Stated exercise:
Say how many lines hold the string "xlabel", and nothing more.

Supplied records:
'''

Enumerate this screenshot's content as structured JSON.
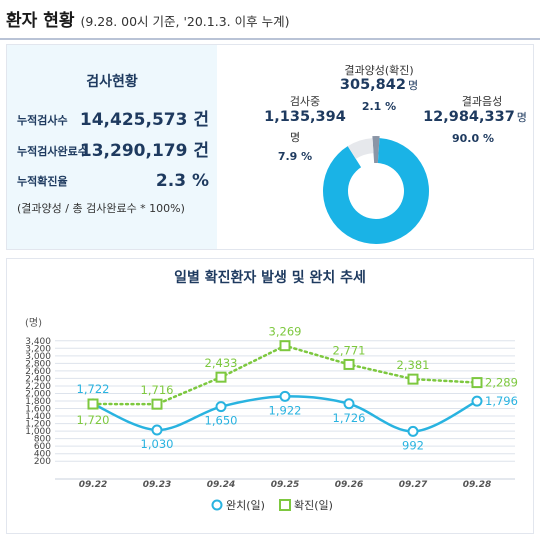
{
  "header": {
    "title": "환자 현황",
    "subtitle": "(9.28. 00시 기준, '20.1.3. 이후 누계)"
  },
  "stats": {
    "title": "검사현황",
    "rows": [
      {
        "label": "누적검사수",
        "value": "14,425,573 건"
      },
      {
        "label": "누적검사완료수",
        "value": "13,290,179 건"
      },
      {
        "label": "누적확진율",
        "value": "2.3 %"
      }
    ],
    "formula": "(결과양성 / 총 검사완료수 * 100%)"
  },
  "pie": {
    "colors": {
      "negative": "#1ab3e6",
      "testing": "#e6e8ec",
      "positive": "#8a95a6"
    },
    "segments": [
      {
        "key": "positive",
        "label": "결과양성(확진)",
        "count": "305,842",
        "unit": "명",
        "percent": "2.1 %",
        "fraction": 0.021
      },
      {
        "key": "testing",
        "label": "검사중",
        "count": "1,135,394",
        "unit": "명",
        "percent": "7.9 %",
        "fraction": 0.079
      },
      {
        "key": "negative",
        "label": "결과음성",
        "count": "12,984,337",
        "unit": "명",
        "percent": "90.0 %",
        "fraction": 0.9
      }
    ]
  },
  "chart_title": "일별 확진환자 발생 및 완치 추세",
  "chart_data": {
    "type": "line",
    "title": "일별 확진환자 발생 및 완치 추세",
    "unit_label": "(명)",
    "categories": [
      "09.22",
      "09.23",
      "09.24",
      "09.25",
      "09.26",
      "09.27",
      "09.28"
    ],
    "y_ticks": [
      200,
      400,
      600,
      800,
      1000,
      1200,
      1400,
      1600,
      1800,
      2000,
      2200,
      2400,
      2600,
      2800,
      3000,
      3200,
      3400
    ],
    "y_tick_labels": [
      "200",
      "400",
      "600",
      "800",
      "1,000",
      "1,200",
      "1,400",
      "1,600",
      "1,800",
      "2,000",
      "2,200",
      "2,400",
      "2,600",
      "2,800",
      "3,000",
      "3,200",
      "3,400"
    ],
    "ylim": [
      100,
      3500
    ],
    "grid": true,
    "legend_position": "bottom",
    "series": [
      {
        "name": "완치(일)",
        "color": "#29b3e0",
        "marker": "circle",
        "style": "solid",
        "smooth": true,
        "values": [
          1722,
          1030,
          1650,
          1922,
          1726,
          992,
          1796
        ]
      },
      {
        "name": "확진(일)",
        "color": "#7dc83f",
        "marker": "square",
        "style": "dotted",
        "smooth": false,
        "values": [
          1720,
          1716,
          2433,
          3269,
          2771,
          2381,
          2289
        ]
      }
    ]
  }
}
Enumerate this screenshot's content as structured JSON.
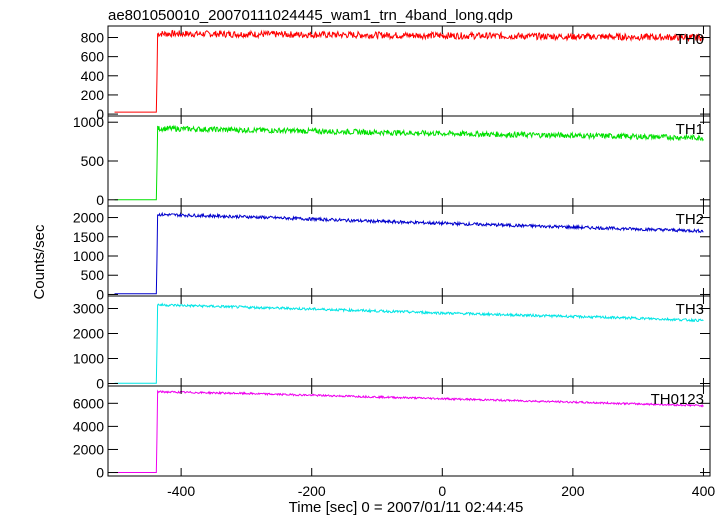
{
  "chart_data": {
    "type": "line",
    "title": "ae801050010_20070111024445_wam1_trn_4band_long.qdp",
    "xlabel": "Time [sec] 0 = 2007/01/11 02:44:45",
    "ylabel": "Counts/sec",
    "xlim": [
      -512,
      410
    ],
    "xticks": [
      -400,
      -200,
      0,
      200,
      400
    ],
    "grid": false,
    "panels": [
      {
        "name": "TH0",
        "color": "#ff0000",
        "ylim": [
          -20,
          920
        ],
        "yticks": [
          0,
          200,
          400,
          600,
          800
        ],
        "pre_level": 20,
        "step_time": -437,
        "x": [
          -437,
          -300,
          -200,
          -100,
          0,
          100,
          200,
          300,
          400
        ],
        "y": [
          840,
          835,
          830,
          825,
          820,
          815,
          810,
          805,
          800
        ],
        "noise": 35
      },
      {
        "name": "TH1",
        "color": "#00e000",
        "ylim": [
          -80,
          1080
        ],
        "yticks": [
          0,
          500,
          1000
        ],
        "pre_level": 0,
        "step_time": -437,
        "x": [
          -437,
          -300,
          -200,
          -100,
          0,
          100,
          200,
          300,
          400
        ],
        "y": [
          920,
          900,
          885,
          870,
          855,
          840,
          830,
          815,
          800
        ],
        "noise": 35
      },
      {
        "name": "TH2",
        "color": "#0000cc",
        "ylim": [
          -40,
          2300
        ],
        "yticks": [
          0,
          500,
          1000,
          1500,
          2000
        ],
        "pre_level": 20,
        "step_time": -437,
        "x": [
          -437,
          -300,
          -200,
          -100,
          0,
          100,
          200,
          300,
          400
        ],
        "y": [
          2080,
          2020,
          1960,
          1900,
          1850,
          1800,
          1750,
          1700,
          1650
        ],
        "noise": 40
      },
      {
        "name": "TH3",
        "color": "#00e5e5",
        "ylim": [
          -100,
          3500
        ],
        "yticks": [
          0,
          1000,
          2000,
          3000
        ],
        "pre_level": 10,
        "step_time": -437,
        "x": [
          -437,
          -300,
          -200,
          -100,
          0,
          100,
          200,
          300,
          400
        ],
        "y": [
          3150,
          3050,
          2980,
          2900,
          2820,
          2750,
          2680,
          2610,
          2520
        ],
        "noise": 50
      },
      {
        "name": "TH0123",
        "color": "#ee00ee",
        "ylim": [
          -300,
          7500
        ],
        "yticks": [
          0,
          2000,
          4000,
          6000
        ],
        "pre_level": 0,
        "step_time": -437,
        "x": [
          -437,
          -300,
          -200,
          -100,
          0,
          100,
          200,
          300,
          400
        ],
        "y": [
          7000,
          6850,
          6700,
          6550,
          6400,
          6250,
          6100,
          5950,
          5800
        ],
        "noise": 80
      }
    ]
  }
}
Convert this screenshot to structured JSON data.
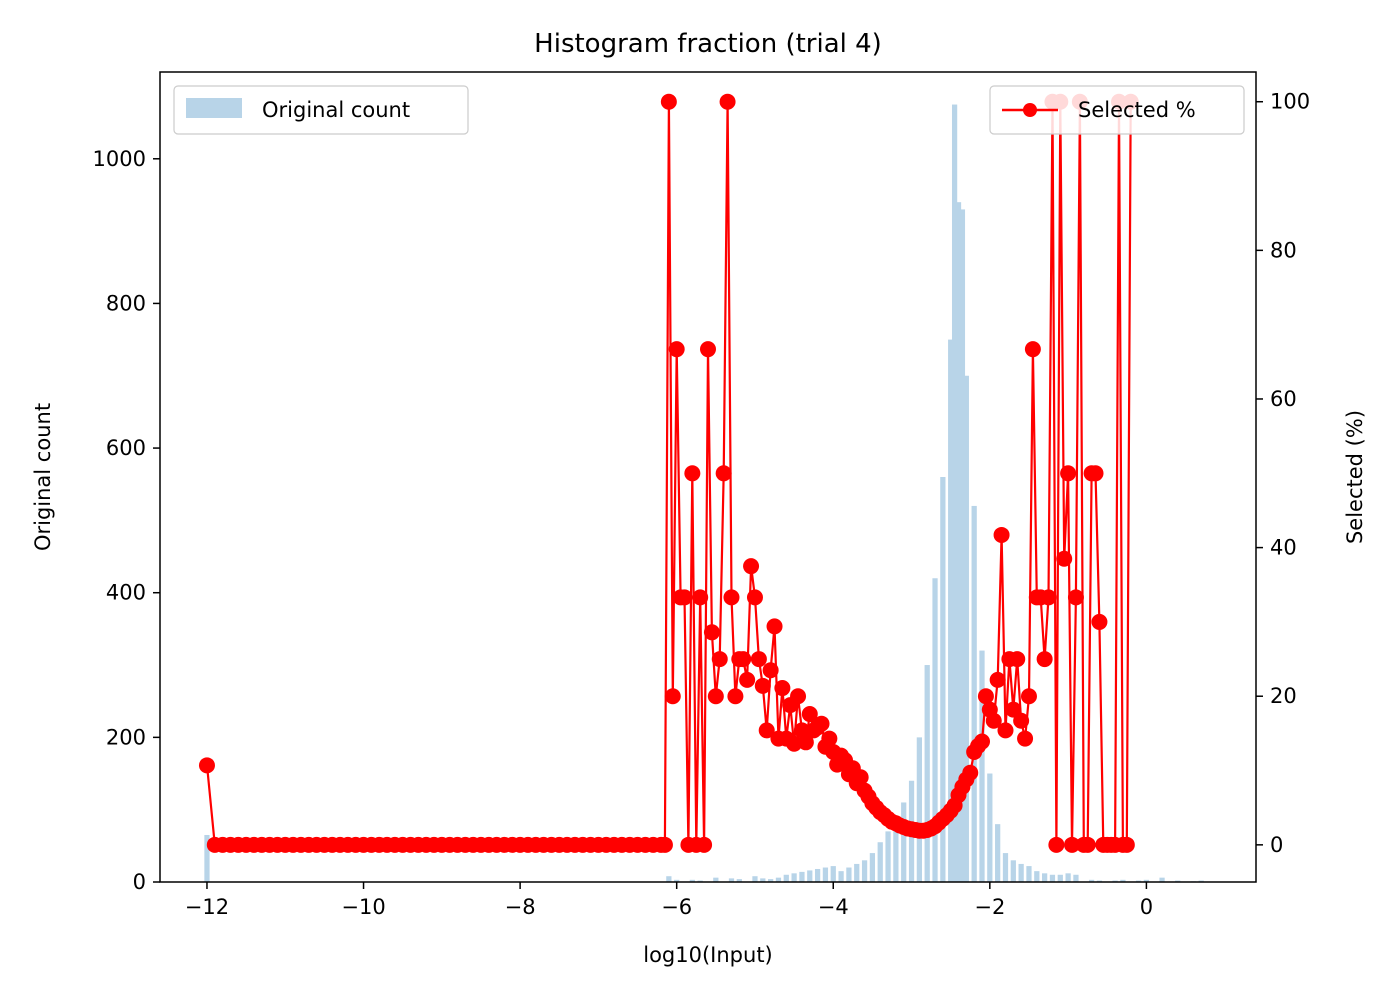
{
  "chart_data": {
    "type": "bar+line",
    "title": "Histogram fraction (trial 4)",
    "xlabel": "log10(Input)",
    "ylabel_left": "Original count",
    "ylabel_right": "Selected (%)",
    "xlim": [
      -12.6,
      1.4
    ],
    "ylim_left": [
      0,
      1120
    ],
    "ylim_right": [
      -5,
      104
    ],
    "x_ticks": [
      -12,
      -10,
      -8,
      -6,
      -4,
      -2,
      0
    ],
    "x_tick_labels": [
      "−12",
      "−10",
      "−8",
      "−6",
      "−4",
      "−2",
      "0"
    ],
    "y_left_ticks": [
      0,
      200,
      400,
      600,
      800,
      1000
    ],
    "y_left_tick_labels": [
      "0",
      "200",
      "400",
      "600",
      "800",
      "1000"
    ],
    "y_right_ticks": [
      0,
      20,
      40,
      60,
      80,
      100
    ],
    "y_right_tick_labels": [
      "0",
      "20",
      "40",
      "60",
      "80",
      "100"
    ],
    "grid": false,
    "legend_left": {
      "placement": "upper-left",
      "label": "Original count"
    },
    "legend_right": {
      "placement": "upper-right",
      "label": "Selected %"
    },
    "colors": {
      "bars": "#b8d4e8",
      "line": "#ff0000"
    },
    "histogram": {
      "name": "Original count",
      "bin_width": 0.067,
      "bins": [
        [
          -12.0,
          65
        ],
        [
          -6.1,
          8
        ],
        [
          -6.0,
          3
        ],
        [
          -5.8,
          3
        ],
        [
          -5.7,
          2
        ],
        [
          -5.5,
          6
        ],
        [
          -5.3,
          5
        ],
        [
          -5.2,
          4
        ],
        [
          -5.0,
          8
        ],
        [
          -4.9,
          5
        ],
        [
          -4.8,
          4
        ],
        [
          -4.7,
          6
        ],
        [
          -4.6,
          10
        ],
        [
          -4.5,
          12
        ],
        [
          -4.4,
          14
        ],
        [
          -4.3,
          16
        ],
        [
          -4.2,
          18
        ],
        [
          -4.1,
          20
        ],
        [
          -4.0,
          22
        ],
        [
          -3.9,
          15
        ],
        [
          -3.8,
          20
        ],
        [
          -3.7,
          25
        ],
        [
          -3.6,
          30
        ],
        [
          -3.5,
          40
        ],
        [
          -3.4,
          55
        ],
        [
          -3.3,
          70
        ],
        [
          -3.2,
          90
        ],
        [
          -3.1,
          110
        ],
        [
          -3.0,
          140
        ],
        [
          -2.9,
          200
        ],
        [
          -2.8,
          300
        ],
        [
          -2.7,
          420
        ],
        [
          -2.6,
          560
        ],
        [
          -2.5,
          750
        ],
        [
          -2.45,
          1075
        ],
        [
          -2.4,
          940
        ],
        [
          -2.35,
          930
        ],
        [
          -2.3,
          700
        ],
        [
          -2.2,
          520
        ],
        [
          -2.1,
          320
        ],
        [
          -2.0,
          150
        ],
        [
          -1.9,
          80
        ],
        [
          -1.8,
          40
        ],
        [
          -1.7,
          30
        ],
        [
          -1.6,
          25
        ],
        [
          -1.5,
          22
        ],
        [
          -1.4,
          15
        ],
        [
          -1.3,
          12
        ],
        [
          -1.2,
          10
        ],
        [
          -1.1,
          10
        ],
        [
          -1.0,
          12
        ],
        [
          -0.9,
          10
        ],
        [
          -0.7,
          3
        ],
        [
          -0.6,
          2
        ],
        [
          -0.4,
          2
        ],
        [
          -0.3,
          3
        ],
        [
          -0.1,
          2
        ],
        [
          0.0,
          3
        ],
        [
          0.2,
          6
        ],
        [
          0.4,
          2
        ],
        [
          0.6,
          1
        ],
        [
          0.7,
          2
        ]
      ]
    },
    "series": [
      {
        "name": "Selected %",
        "points": [
          [
            -12.0,
            10.7
          ],
          [
            -11.9,
            0
          ],
          [
            -11.8,
            0
          ],
          [
            -11.7,
            0
          ],
          [
            -11.6,
            0
          ],
          [
            -11.5,
            0
          ],
          [
            -11.4,
            0
          ],
          [
            -11.3,
            0
          ],
          [
            -11.2,
            0
          ],
          [
            -11.1,
            0
          ],
          [
            -11.0,
            0
          ],
          [
            -10.9,
            0
          ],
          [
            -10.8,
            0
          ],
          [
            -10.7,
            0
          ],
          [
            -10.6,
            0
          ],
          [
            -10.5,
            0
          ],
          [
            -10.4,
            0
          ],
          [
            -10.3,
            0
          ],
          [
            -10.2,
            0
          ],
          [
            -10.1,
            0
          ],
          [
            -10.0,
            0
          ],
          [
            -9.9,
            0
          ],
          [
            -9.8,
            0
          ],
          [
            -9.7,
            0
          ],
          [
            -9.6,
            0
          ],
          [
            -9.5,
            0
          ],
          [
            -9.4,
            0
          ],
          [
            -9.3,
            0
          ],
          [
            -9.2,
            0
          ],
          [
            -9.1,
            0
          ],
          [
            -9.0,
            0
          ],
          [
            -8.9,
            0
          ],
          [
            -8.8,
            0
          ],
          [
            -8.7,
            0
          ],
          [
            -8.6,
            0
          ],
          [
            -8.5,
            0
          ],
          [
            -8.4,
            0
          ],
          [
            -8.3,
            0
          ],
          [
            -8.2,
            0
          ],
          [
            -8.1,
            0
          ],
          [
            -8.0,
            0
          ],
          [
            -7.9,
            0
          ],
          [
            -7.8,
            0
          ],
          [
            -7.7,
            0
          ],
          [
            -7.6,
            0
          ],
          [
            -7.5,
            0
          ],
          [
            -7.4,
            0
          ],
          [
            -7.3,
            0
          ],
          [
            -7.2,
            0
          ],
          [
            -7.1,
            0
          ],
          [
            -7.0,
            0
          ],
          [
            -6.9,
            0
          ],
          [
            -6.8,
            0
          ],
          [
            -6.7,
            0
          ],
          [
            -6.6,
            0
          ],
          [
            -6.5,
            0
          ],
          [
            -6.4,
            0
          ],
          [
            -6.3,
            0
          ],
          [
            -6.2,
            0
          ],
          [
            -6.15,
            0
          ],
          [
            -6.1,
            100
          ],
          [
            -6.05,
            20
          ],
          [
            -6.0,
            66.7
          ],
          [
            -5.95,
            33.3
          ],
          [
            -5.9,
            33.3
          ],
          [
            -5.85,
            0
          ],
          [
            -5.8,
            50
          ],
          [
            -5.75,
            0
          ],
          [
            -5.7,
            33.3
          ],
          [
            -5.65,
            0
          ],
          [
            -5.6,
            66.7
          ],
          [
            -5.55,
            28.6
          ],
          [
            -5.5,
            20
          ],
          [
            -5.45,
            25
          ],
          [
            -5.4,
            50
          ],
          [
            -5.35,
            100
          ],
          [
            -5.3,
            33.3
          ],
          [
            -5.25,
            20
          ],
          [
            -5.2,
            25
          ],
          [
            -5.15,
            25
          ],
          [
            -5.1,
            22.2
          ],
          [
            -5.05,
            37.5
          ],
          [
            -5.0,
            33.3
          ],
          [
            -4.95,
            25
          ],
          [
            -4.9,
            21.4
          ],
          [
            -4.85,
            15.4
          ],
          [
            -4.8,
            23.5
          ],
          [
            -4.75,
            29.4
          ],
          [
            -4.7,
            14.3
          ],
          [
            -4.65,
            21.1
          ],
          [
            -4.6,
            14.3
          ],
          [
            -4.55,
            18.8
          ],
          [
            -4.5,
            13.6
          ],
          [
            -4.45,
            20
          ],
          [
            -4.4,
            15.4
          ],
          [
            -4.35,
            13.8
          ],
          [
            -4.3,
            17.6
          ],
          [
            -4.25,
            15.4
          ],
          [
            -4.2,
            15.8
          ],
          [
            -4.15,
            16.3
          ],
          [
            -4.1,
            13.2
          ],
          [
            -4.05,
            14.3
          ],
          [
            -4.0,
            12.5
          ],
          [
            -3.95,
            10.8
          ],
          [
            -3.9,
            12.0
          ],
          [
            -3.85,
            11.4
          ],
          [
            -3.8,
            9.5
          ],
          [
            -3.75,
            10.3
          ],
          [
            -3.7,
            8.3
          ],
          [
            -3.65,
            9.1
          ],
          [
            -3.6,
            7.3
          ],
          [
            -3.55,
            6.5
          ],
          [
            -3.5,
            5.6
          ],
          [
            -3.45,
            5.0
          ],
          [
            -3.4,
            4.4
          ],
          [
            -3.35,
            4.0
          ],
          [
            -3.3,
            3.5
          ],
          [
            -3.25,
            3.1
          ],
          [
            -3.2,
            2.9
          ],
          [
            -3.15,
            2.6
          ],
          [
            -3.1,
            2.4
          ],
          [
            -3.05,
            2.2
          ],
          [
            -3.0,
            2.1
          ],
          [
            -2.95,
            2.0
          ],
          [
            -2.9,
            1.9
          ],
          [
            -2.85,
            1.9
          ],
          [
            -2.8,
            2.0
          ],
          [
            -2.75,
            2.2
          ],
          [
            -2.7,
            2.5
          ],
          [
            -2.65,
            3.0
          ],
          [
            -2.6,
            3.5
          ],
          [
            -2.55,
            4.0
          ],
          [
            -2.5,
            4.6
          ],
          [
            -2.45,
            5.3
          ],
          [
            -2.4,
            6.7
          ],
          [
            -2.35,
            7.8
          ],
          [
            -2.3,
            8.8
          ],
          [
            -2.25,
            9.7
          ],
          [
            -2.2,
            12.5
          ],
          [
            -2.15,
            13.3
          ],
          [
            -2.1,
            13.9
          ],
          [
            -2.05,
            20
          ],
          [
            -2.0,
            18.2
          ],
          [
            -1.95,
            16.7
          ],
          [
            -1.9,
            22.2
          ],
          [
            -1.85,
            41.7
          ],
          [
            -1.8,
            15.4
          ],
          [
            -1.75,
            25
          ],
          [
            -1.7,
            18.2
          ],
          [
            -1.65,
            25
          ],
          [
            -1.6,
            16.7
          ],
          [
            -1.55,
            14.3
          ],
          [
            -1.5,
            20
          ],
          [
            -1.45,
            66.7
          ],
          [
            -1.4,
            33.3
          ],
          [
            -1.35,
            33.3
          ],
          [
            -1.3,
            25
          ],
          [
            -1.25,
            33.3
          ],
          [
            -1.2,
            100
          ],
          [
            -1.15,
            0
          ],
          [
            -1.1,
            100
          ],
          [
            -1.05,
            38.5
          ],
          [
            -1.0,
            50
          ],
          [
            -0.95,
            0
          ],
          [
            -0.9,
            33.3
          ],
          [
            -0.85,
            100
          ],
          [
            -0.8,
            0
          ],
          [
            -0.75,
            0
          ],
          [
            -0.7,
            50
          ],
          [
            -0.65,
            50
          ],
          [
            -0.6,
            30
          ],
          [
            -0.55,
            0
          ],
          [
            -0.5,
            0
          ],
          [
            -0.45,
            0
          ],
          [
            -0.4,
            0
          ],
          [
            -0.35,
            100
          ],
          [
            -0.3,
            0
          ],
          [
            -0.25,
            0
          ],
          [
            -0.2,
            100
          ]
        ]
      }
    ]
  }
}
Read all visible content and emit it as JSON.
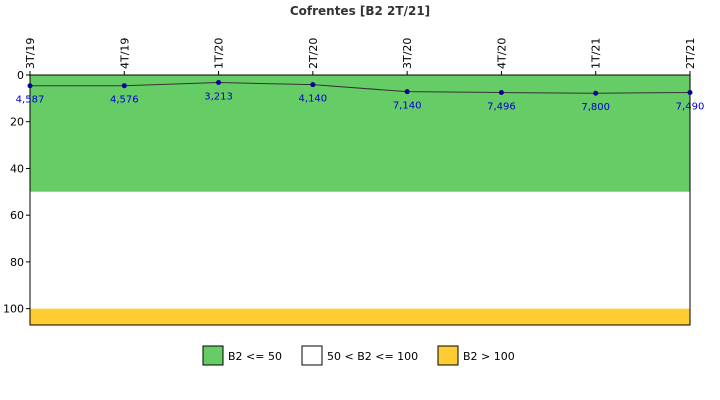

'''

Written answer:
2